**EXERCISE**
Return the number of lines that include the string "preview", without any other text.

────────────────────────────────────────

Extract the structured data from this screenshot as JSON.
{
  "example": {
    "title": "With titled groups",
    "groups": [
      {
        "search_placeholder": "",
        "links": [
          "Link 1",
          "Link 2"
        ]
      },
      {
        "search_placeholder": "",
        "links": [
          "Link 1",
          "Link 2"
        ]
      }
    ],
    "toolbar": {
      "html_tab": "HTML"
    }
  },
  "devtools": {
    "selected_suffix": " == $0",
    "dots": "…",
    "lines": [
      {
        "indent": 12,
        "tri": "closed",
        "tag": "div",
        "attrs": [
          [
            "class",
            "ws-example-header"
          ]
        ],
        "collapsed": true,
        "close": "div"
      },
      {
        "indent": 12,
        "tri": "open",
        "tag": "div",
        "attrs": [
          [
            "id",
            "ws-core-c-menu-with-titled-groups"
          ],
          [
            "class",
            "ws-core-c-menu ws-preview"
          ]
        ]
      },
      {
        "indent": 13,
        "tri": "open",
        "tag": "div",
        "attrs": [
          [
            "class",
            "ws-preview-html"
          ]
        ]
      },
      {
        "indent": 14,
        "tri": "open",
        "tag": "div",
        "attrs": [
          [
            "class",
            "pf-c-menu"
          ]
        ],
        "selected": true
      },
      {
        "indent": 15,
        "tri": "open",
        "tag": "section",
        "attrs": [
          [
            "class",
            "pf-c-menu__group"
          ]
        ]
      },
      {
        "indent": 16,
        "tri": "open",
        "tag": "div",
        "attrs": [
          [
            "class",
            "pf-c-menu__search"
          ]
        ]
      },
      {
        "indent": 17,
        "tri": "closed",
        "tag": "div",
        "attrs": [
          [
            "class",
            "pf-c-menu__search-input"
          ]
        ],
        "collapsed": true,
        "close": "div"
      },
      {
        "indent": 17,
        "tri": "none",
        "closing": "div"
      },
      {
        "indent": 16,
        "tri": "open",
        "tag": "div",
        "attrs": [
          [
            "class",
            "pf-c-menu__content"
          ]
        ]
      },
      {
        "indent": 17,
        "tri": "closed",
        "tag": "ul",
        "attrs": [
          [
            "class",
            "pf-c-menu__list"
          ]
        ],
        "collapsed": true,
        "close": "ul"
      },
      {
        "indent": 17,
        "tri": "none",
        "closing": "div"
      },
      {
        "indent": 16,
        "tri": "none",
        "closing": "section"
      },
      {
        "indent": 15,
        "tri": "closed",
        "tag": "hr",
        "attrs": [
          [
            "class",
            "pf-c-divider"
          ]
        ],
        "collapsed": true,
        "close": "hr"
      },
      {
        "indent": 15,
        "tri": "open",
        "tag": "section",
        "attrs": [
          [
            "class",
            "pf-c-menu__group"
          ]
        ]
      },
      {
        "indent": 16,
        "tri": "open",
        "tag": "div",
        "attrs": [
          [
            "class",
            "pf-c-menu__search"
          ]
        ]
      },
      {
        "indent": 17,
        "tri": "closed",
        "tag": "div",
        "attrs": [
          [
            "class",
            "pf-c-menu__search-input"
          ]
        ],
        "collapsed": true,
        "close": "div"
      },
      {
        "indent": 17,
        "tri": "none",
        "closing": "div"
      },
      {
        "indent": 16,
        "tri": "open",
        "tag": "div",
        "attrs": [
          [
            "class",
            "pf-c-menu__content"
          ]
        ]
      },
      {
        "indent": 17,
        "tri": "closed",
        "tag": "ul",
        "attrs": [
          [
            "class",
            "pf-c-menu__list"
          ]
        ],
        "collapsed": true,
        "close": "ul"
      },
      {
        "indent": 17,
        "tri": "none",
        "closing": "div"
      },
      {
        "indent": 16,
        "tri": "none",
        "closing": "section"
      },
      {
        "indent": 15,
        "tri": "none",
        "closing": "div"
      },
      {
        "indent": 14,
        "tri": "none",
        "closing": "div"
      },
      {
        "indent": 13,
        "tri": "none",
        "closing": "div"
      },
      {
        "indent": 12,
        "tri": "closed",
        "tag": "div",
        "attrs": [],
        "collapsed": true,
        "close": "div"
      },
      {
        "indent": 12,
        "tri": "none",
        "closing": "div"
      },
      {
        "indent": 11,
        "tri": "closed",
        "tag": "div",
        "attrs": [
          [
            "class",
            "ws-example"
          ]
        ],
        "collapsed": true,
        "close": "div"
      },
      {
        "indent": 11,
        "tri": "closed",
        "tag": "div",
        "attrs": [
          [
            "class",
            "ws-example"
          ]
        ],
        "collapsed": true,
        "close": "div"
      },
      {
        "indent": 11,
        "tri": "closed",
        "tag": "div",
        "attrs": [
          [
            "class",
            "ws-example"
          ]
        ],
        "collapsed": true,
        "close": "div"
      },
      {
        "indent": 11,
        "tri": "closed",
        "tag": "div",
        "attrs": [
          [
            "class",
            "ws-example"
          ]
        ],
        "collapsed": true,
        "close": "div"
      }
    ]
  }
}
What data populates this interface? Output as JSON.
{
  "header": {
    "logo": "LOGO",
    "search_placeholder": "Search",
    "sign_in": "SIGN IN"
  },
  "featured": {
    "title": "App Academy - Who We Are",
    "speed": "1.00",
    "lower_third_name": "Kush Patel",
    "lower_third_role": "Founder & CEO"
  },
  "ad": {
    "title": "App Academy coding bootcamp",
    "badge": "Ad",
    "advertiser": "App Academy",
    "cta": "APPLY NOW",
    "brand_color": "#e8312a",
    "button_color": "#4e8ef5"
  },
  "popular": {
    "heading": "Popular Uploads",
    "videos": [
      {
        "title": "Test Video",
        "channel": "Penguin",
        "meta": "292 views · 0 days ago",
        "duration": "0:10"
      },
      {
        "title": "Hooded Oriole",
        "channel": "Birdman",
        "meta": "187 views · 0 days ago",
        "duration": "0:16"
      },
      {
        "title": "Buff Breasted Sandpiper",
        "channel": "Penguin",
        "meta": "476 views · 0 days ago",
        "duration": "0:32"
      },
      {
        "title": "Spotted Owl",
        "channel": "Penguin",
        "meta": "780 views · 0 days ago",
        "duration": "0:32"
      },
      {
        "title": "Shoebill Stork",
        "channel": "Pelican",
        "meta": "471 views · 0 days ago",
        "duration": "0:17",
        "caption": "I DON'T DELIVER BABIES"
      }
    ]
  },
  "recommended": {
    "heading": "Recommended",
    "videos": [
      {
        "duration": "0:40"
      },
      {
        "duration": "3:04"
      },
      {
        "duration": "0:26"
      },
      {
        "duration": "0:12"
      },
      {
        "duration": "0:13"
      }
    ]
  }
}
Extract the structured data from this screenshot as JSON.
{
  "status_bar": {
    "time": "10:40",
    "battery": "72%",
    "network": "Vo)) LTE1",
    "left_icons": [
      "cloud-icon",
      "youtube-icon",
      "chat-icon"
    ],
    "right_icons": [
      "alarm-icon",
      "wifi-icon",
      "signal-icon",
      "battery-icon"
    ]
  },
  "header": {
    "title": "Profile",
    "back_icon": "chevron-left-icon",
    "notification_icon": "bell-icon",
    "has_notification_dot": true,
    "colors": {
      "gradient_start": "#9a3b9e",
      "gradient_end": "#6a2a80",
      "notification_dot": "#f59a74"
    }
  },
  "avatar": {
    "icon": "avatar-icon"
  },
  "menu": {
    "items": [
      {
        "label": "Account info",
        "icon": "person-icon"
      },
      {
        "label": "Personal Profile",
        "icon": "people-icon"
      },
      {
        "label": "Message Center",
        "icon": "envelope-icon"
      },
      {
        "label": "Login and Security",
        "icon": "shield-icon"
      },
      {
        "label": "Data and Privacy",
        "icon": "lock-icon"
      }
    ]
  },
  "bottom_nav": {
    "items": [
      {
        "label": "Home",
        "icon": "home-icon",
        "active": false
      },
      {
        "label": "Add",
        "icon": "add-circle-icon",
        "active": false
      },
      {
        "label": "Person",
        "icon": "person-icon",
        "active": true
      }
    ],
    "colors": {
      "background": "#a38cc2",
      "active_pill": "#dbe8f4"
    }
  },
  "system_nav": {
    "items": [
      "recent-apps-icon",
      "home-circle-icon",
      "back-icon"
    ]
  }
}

────────────────────────────────────────

**THE REPLY**
2